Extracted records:
## start

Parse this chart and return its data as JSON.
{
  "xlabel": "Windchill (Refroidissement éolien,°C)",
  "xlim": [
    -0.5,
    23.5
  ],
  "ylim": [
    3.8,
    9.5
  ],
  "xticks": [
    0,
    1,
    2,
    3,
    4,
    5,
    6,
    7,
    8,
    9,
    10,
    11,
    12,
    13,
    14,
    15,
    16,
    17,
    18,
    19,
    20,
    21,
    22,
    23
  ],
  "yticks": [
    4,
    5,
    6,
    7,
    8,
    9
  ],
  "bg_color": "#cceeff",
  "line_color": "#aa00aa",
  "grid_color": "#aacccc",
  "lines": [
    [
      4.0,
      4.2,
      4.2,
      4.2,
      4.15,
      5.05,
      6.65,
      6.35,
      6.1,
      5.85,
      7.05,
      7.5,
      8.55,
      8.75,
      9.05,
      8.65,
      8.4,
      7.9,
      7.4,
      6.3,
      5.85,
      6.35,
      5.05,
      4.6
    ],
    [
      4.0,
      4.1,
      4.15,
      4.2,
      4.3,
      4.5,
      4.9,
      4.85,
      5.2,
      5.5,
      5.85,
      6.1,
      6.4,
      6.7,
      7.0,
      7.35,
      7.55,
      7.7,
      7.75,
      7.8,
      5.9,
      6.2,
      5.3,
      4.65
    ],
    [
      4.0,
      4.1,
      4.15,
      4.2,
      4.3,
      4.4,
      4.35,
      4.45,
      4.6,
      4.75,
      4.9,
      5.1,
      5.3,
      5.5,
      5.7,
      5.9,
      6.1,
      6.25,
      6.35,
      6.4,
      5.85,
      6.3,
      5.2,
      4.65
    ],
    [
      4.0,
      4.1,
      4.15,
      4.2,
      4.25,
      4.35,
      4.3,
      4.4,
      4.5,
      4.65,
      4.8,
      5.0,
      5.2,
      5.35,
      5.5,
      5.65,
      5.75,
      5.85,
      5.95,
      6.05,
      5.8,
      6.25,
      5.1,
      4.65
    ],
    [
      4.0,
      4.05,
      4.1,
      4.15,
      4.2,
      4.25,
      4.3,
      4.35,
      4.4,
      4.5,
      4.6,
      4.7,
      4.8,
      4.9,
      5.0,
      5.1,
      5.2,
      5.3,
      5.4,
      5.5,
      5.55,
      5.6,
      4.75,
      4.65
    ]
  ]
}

## end

## THE TASK:
Exactly reproduce every line found in the records.

## THE SOLUTION:
Parse this chart and return its data as JSON.
{
  "xlabel": "Windchill (Refroidissement éolien,°C)",
  "xlim": [
    -0.5,
    23.5
  ],
  "ylim": [
    3.8,
    9.5
  ],
  "xticks": [
    0,
    1,
    2,
    3,
    4,
    5,
    6,
    7,
    8,
    9,
    10,
    11,
    12,
    13,
    14,
    15,
    16,
    17,
    18,
    19,
    20,
    21,
    22,
    23
  ],
  "yticks": [
    4,
    5,
    6,
    7,
    8,
    9
  ],
  "bg_color": "#cceeff",
  "line_color": "#aa00aa",
  "grid_color": "#aacccc",
  "lines": [
    [
      4.0,
      4.2,
      4.2,
      4.2,
      4.15,
      5.05,
      6.65,
      6.35,
      6.1,
      5.85,
      7.05,
      7.5,
      8.55,
      8.75,
      9.05,
      8.65,
      8.4,
      7.9,
      7.4,
      6.3,
      5.85,
      6.35,
      5.05,
      4.6
    ],
    [
      4.0,
      4.1,
      4.15,
      4.2,
      4.3,
      4.5,
      4.9,
      4.85,
      5.2,
      5.5,
      5.85,
      6.1,
      6.4,
      6.7,
      7.0,
      7.35,
      7.55,
      7.7,
      7.75,
      7.8,
      5.9,
      6.2,
      5.3,
      4.65
    ],
    [
      4.0,
      4.1,
      4.15,
      4.2,
      4.3,
      4.4,
      4.35,
      4.45,
      4.6,
      4.75,
      4.9,
      5.1,
      5.3,
      5.5,
      5.7,
      5.9,
      6.1,
      6.25,
      6.35,
      6.4,
      5.85,
      6.3,
      5.2,
      4.65
    ],
    [
      4.0,
      4.1,
      4.15,
      4.2,
      4.25,
      4.35,
      4.3,
      4.4,
      4.5,
      4.65,
      4.8,
      5.0,
      5.2,
      5.35,
      5.5,
      5.65,
      5.75,
      5.85,
      5.95,
      6.05,
      5.8,
      6.25,
      5.1,
      4.65
    ],
    [
      4.0,
      4.05,
      4.1,
      4.15,
      4.2,
      4.25,
      4.3,
      4.35,
      4.4,
      4.5,
      4.6,
      4.7,
      4.8,
      4.9,
      5.0,
      5.1,
      5.2,
      5.3,
      5.4,
      5.5,
      5.55,
      5.6,
      4.75,
      4.65
    ]
  ]
}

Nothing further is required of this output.